Reproduce all of the material word for word.
====== MATERIAL PROVIDED ======
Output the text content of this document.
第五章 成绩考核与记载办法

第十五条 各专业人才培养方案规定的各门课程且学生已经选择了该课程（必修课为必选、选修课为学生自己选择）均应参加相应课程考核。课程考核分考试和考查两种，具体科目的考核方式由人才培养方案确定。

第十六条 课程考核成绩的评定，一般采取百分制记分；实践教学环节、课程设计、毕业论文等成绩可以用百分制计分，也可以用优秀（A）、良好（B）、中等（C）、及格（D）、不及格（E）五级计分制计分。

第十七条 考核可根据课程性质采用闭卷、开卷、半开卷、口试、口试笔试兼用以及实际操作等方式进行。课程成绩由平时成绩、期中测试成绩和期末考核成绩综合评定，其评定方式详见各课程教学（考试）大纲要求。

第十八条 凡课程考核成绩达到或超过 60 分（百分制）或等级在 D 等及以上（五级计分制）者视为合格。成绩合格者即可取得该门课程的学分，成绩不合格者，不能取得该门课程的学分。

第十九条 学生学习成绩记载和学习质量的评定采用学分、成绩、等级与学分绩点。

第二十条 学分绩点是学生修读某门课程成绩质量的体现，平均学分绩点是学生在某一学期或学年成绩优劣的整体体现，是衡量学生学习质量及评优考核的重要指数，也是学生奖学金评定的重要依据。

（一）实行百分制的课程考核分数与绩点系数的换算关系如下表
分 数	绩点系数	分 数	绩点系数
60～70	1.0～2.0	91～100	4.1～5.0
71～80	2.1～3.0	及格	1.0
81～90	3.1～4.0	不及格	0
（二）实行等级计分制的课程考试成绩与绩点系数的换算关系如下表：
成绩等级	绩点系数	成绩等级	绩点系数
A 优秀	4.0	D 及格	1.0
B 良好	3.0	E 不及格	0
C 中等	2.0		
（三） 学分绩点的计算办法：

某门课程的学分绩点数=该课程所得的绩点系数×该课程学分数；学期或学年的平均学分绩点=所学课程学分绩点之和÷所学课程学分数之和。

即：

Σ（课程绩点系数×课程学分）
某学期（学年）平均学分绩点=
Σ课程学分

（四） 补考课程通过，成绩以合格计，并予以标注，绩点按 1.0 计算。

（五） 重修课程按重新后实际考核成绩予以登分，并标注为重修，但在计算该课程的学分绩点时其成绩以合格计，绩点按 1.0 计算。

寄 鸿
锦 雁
======
*SOLUTION TO THIS PROBLEM*
Output the text content of this document.
第五章 成绩考核与记载办法

第十五条 各专业人才培养方案规定的各门课程且学生已经选择了该课程（必修课为必选、选修课为学生自己选择）均应参加相应课程考核。课程考核分考试和考查两种，具体科目的考核方式由人才培养方案确定。

第十六条 课程考核成绩的评定，一般采取百分制记分；实践教学环节、课程设计、毕业论文等成绩可以用百分制计分，也可以用优秀（A）、良好（B）、中等（C）、及格（D）、不及格（E）五级计分制计分。

第十七条 考核可根据课程性质采用闭卷、开卷、半开卷、口试、口试笔试兼用以及实际操作等方式进行。课程成绩由平时成绩、期中测试成绩和期末考核成绩综合评定，其评定方式详见各课程教学（考试）大纲要求。

第十八条 凡课程考核成绩达到或超过 60 分（百分制）或等级在 D 等及以上（五级计分制）者视为合格。成绩合格者即可取得该门课程的学分，成绩不合格者，不能取得该门课程的学分。

第十九条 学生学习成绩记载和学习质量的评定采用学分、成绩、等级与学分绩点。

第二十条 学分绩点是学生修读某门课程成绩质量的体现，平均学分绩点是学生在某一学期或学年成绩优劣的整体体现，是衡量学生学习质量及评优考核的重要指数，也是学生奖学金评定的重要依据。

（一）实行百分制的课程考核分数与绩点系数的换算关系如下表
分 数	绩点系数	分 数	绩点系数
60～70	1.0～2.0	91～100	4.1～5.0
71～80	2.1～3.0	及格	1.0
81～90	3.1～4.0	不及格	0
（二）实行等级计分制的课程考试成绩与绩点系数的换算关系如下表：
成绩等级	绩点系数	成绩等级	绩点系数
A 优秀	4.0	D 及格	1.0
B 良好	3.0	E 不及格	0
C 中等	2.0		
（三） 学分绩点的计算办法：

某门课程的学分绩点数=该课程所得的绩点系数×该课程学分数；学期或学年的平均学分绩点=所学课程学分绩点之和÷所学课程学分数之和。

即：

Σ（课程绩点系数×课程学分）
某学期（学年）平均学分绩点=
Σ课程学分

（四） 补考课程通过，成绩以合格计，并予以标注，绩点按 1.0 计算。

（五） 重修课程按重新后实际考核成绩予以登分，并标注为重修，但在计算该课程的学分绩点时其成绩以合格计，绩点按 1.0 计算。

寄 鸿
锦 雁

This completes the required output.